* BEGIN Data entries *

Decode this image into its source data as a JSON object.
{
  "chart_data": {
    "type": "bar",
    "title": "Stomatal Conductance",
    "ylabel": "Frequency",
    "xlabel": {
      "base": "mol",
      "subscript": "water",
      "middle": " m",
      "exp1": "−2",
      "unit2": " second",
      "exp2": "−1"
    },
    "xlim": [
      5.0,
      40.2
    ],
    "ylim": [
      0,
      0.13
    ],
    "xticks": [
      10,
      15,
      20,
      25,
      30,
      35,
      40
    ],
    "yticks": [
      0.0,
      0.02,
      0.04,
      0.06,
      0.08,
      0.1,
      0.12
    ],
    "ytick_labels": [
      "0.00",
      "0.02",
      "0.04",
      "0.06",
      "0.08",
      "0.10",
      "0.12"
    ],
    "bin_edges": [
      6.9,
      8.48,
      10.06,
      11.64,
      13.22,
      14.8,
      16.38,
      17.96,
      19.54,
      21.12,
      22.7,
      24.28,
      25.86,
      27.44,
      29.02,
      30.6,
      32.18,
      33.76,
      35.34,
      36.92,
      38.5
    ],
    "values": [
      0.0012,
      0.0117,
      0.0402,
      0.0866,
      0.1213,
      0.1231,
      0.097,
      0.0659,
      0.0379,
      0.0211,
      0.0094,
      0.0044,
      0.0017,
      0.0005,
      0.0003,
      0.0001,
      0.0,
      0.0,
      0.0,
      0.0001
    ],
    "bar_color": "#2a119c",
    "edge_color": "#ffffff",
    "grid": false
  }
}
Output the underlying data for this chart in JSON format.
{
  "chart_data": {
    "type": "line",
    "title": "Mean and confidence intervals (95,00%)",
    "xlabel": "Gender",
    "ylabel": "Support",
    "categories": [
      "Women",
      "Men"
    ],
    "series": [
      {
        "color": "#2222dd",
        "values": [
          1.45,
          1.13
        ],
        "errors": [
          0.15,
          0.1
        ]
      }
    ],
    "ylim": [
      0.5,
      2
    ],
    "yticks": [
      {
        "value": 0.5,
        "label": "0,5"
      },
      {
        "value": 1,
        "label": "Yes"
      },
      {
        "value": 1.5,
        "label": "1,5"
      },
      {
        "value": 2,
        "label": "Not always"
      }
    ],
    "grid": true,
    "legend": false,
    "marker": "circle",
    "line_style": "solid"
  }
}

* END Data entries *

● **Task details**
All lines above with "title" in them should be returned.

● **Task answer**
    "title": "Stomatal Conductance",
    "title": "Mean and confidence intervals (95,00%)",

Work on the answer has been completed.